Among the lines below, list those containing the string "正常刚毛".

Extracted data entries

►

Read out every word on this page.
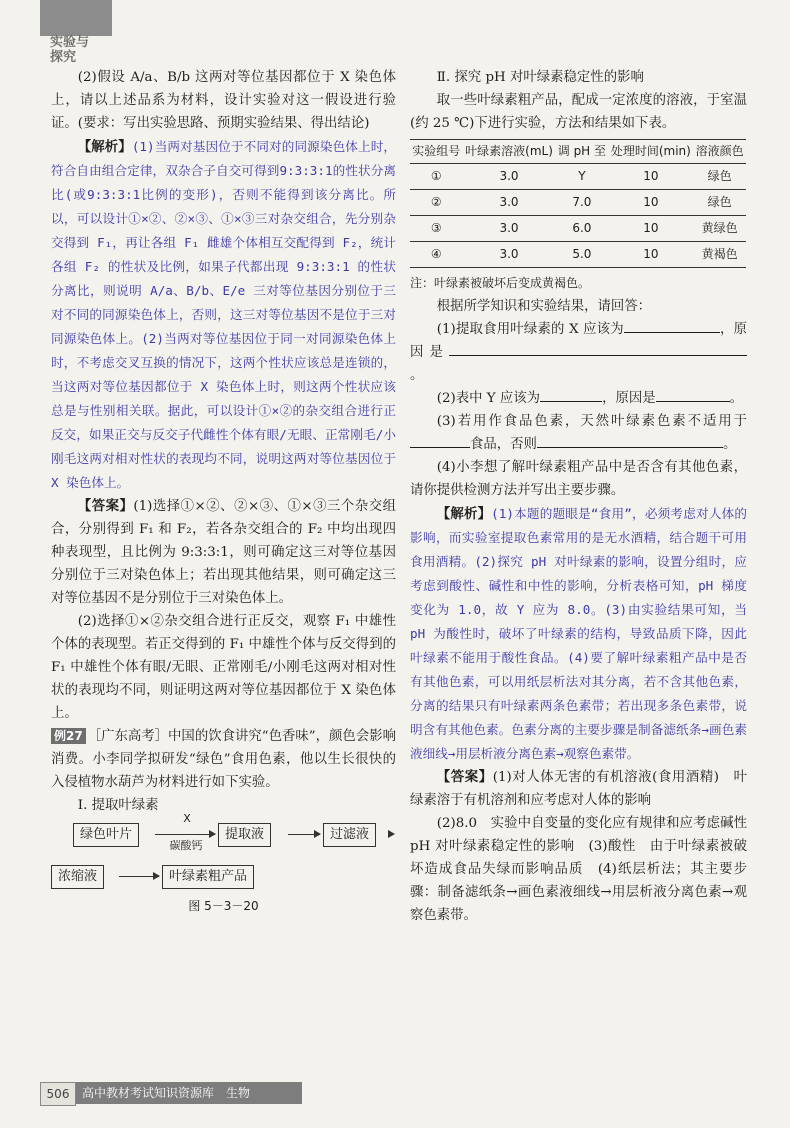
实验与
探究

(2)假设 A/a、B/b 这两对等位基因都位于 X 染色体上，请以上述品系为材料，设计实验对这一假设进行验证。(要求：写出实验思路、预期实验结果、得出结论)

【解析】(1)当两对基因位于不同对的同源染色体上时，符合自由组合定律，双杂合子自交可得到9:3:3:1的性状分离比(或9:3:3:1比例的变形)，否则不能得到该分离比。所以，可以设计①×②、②×③、①×③三对杂交组合，先分别杂交得到 F₁，再让各组 F₁ 雌雄个体相互交配得到 F₂，统计各组 F₂ 的性状及比例，如果子代都出现 9:3:3:1 的性状分离比，则说明 A/a、B/b、E/e 三对等位基因分别位于三对不同的同源染色体上，否则，这三对等位基因不是位于三对同源染色体上。(2)当两对等位基因位于同一对同源染色体上时，不考虑交叉互换的情况下，这两个性状应该总是连锁的，当这两对等位基因都位于 X 染色体上时，则这两个性状应该总是与性别相关联。据此，可以设计①×②的杂交组合进行正反交，如果正交与反交子代雌性个体有眼/无眼、正常刚毛/小刚毛这两对相对性状的表现均不同，说明这两对等位基因位于 X 染色体上。

【答案】(1)选择①×②、②×③、①×③三个杂交组合，分别得到 F₁ 和 F₂，若各杂交组合的 F₂ 中均出现四种表现型，且比例为 9:3:3:1，则可确定这三对等位基因分别位于三对染色体上；若出现其他结果，则可确定这三对等位基因不是分别位于三对染色体上。

(2)选择①×②杂交组合进行正反交，观察 F₁ 中雄性个体的表现型。若正交得到的 F₁ 中雄性个体与反交得到的 F₁ 中雄性个体有眼/无眼、正常刚毛/小刚毛这两对相对性状的表现均不同，则证明这两对等位基因都位于 X 染色体上。

例27 ［广东高考］中国的饮食讲究“色香味”，颜色会影响消费。小李同学拟研发“绿色”食用色素，他以生长很快的入侵植物水葫芦为材料进行如下实验。

Ⅰ. 提取叶绿素

绿色叶片
X
碳酸钙
提取液	过滤液
浓缩液	叶绿素粗产品
图 5－3－20

Ⅱ. 探究 pH 对叶绿素稳定性的影响

取一些叶绿素粗产品，配成一定浓度的溶液，于室温(约 25 ℃)下进行实验，方法和结果如下表。

实验组号	叶绿素溶液(mL)	调 pH 至	处理时间(min)	溶液颜色
①	3.0	Y	10	绿色
②	3.0	7.0	10	绿色
③	3.0	6.0	10	黄绿色
④	3.0	5.0	10	黄褐色

注：叶绿素被破坏后变成黄褐色。

根据所学知识和实验结果，请回答：

(1)提取食用叶绿素的 X 应该为	，原因是。

(2)表中 Y 应该为	，原因是	。

(3)若用作食品色素，天然叶绿素色素不适用于食品，否则	。

(4)小李想了解叶绿素粗产品中是否含有其他色素，请你提供检测方法并写出主要步骤。

【解析】(1)本题的题眼是“食用”，必须考虑对人体的影响，而实验室提取色素常用的是无水酒精，结合题干可用食用酒精。(2)探究 pH 对叶绿素的影响，设置分组时，应考虑到酸性、碱性和中性的影响，分析表格可知，pH 梯度变化为 1.0，故 Y 应为 8.0。(3)由实验结果可知，当 pH 为酸性时，破坏了叶绿素的结构，导致品质下降，因此叶绿素不能用于酸性食品。(4)要了解叶绿素粗产品中是否有其他色素，可以用纸层析法对其分离，若不含其他色素，分离的结果只有叶绿素两条色素带；若出现多条色素带，说明含有其他色素。色素分离的主要步骤是制备滤纸条→画色素液细线→用层析液分离色素→观察色素带。

【答案】(1)对人体无害的有机溶液(食用酒精)　叶绿素溶于有机溶剂和应考虑对人体的影响

(2)8.0　实验中自变量的变化应有规律和应考虑碱性 pH 对叶绿素稳定性的影响　(3)酸性　由于叶绿素被破坏造成食品失绿而影响品质　(4)纸层析法；其主要步骤：制备滤纸条→画色素液细线→用层析液分离色素→观察色素带。

506	高中教材考试知识资源库　生物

◄

#### FINISHED TASK
【解析】(1)当两对基因位于不同对的同源染色体上时，符合自由组合定律，双杂合子自交可得到9:3:3:1的性状分离比(或9:3:3:1比例的变形)，否则不能得到该分离比。所以，可以设计①×②、②×③、①×③三对杂交组合，先分别杂交得到 F₁，再让各组 F₁ 雌雄个体相互交配得到 F₂，统计各组 F₂ 的性状及比例，如果子代都出现 9:3:3:1 的性状分离比，则说明 A/a、B/b、E/e 三对等位基因分别位于三对不同的同源染色体上，否则，这三对等位基因不是位于三对同源染色体上。(2)当两对等位基因位于同一对同源染色体上时，不考虑交叉互换的情况下，这两个性状应该总是连锁的，当这两对等位基因都位于 X 染色体上时，则这两个性状应该总是与性别相关联。据此，可以设计①×②的杂交组合进行正反交，如果正交与反交子代雌性个体有眼/无眼、正常刚毛/小刚毛这两对相对性状的表现均不同，说明这两对等位基因位于 X 染色体上。
(2)选择①×②杂交组合进行正反交，观察 F₁ 中雄性个体的表现型。若正交得到的 F₁ 中雄性个体与反交得到的 F₁ 中雄性个体有眼/无眼、正常刚毛/小刚毛这两对相对性状的表现均不同，则证明这两对等位基因都位于 X 染色体上。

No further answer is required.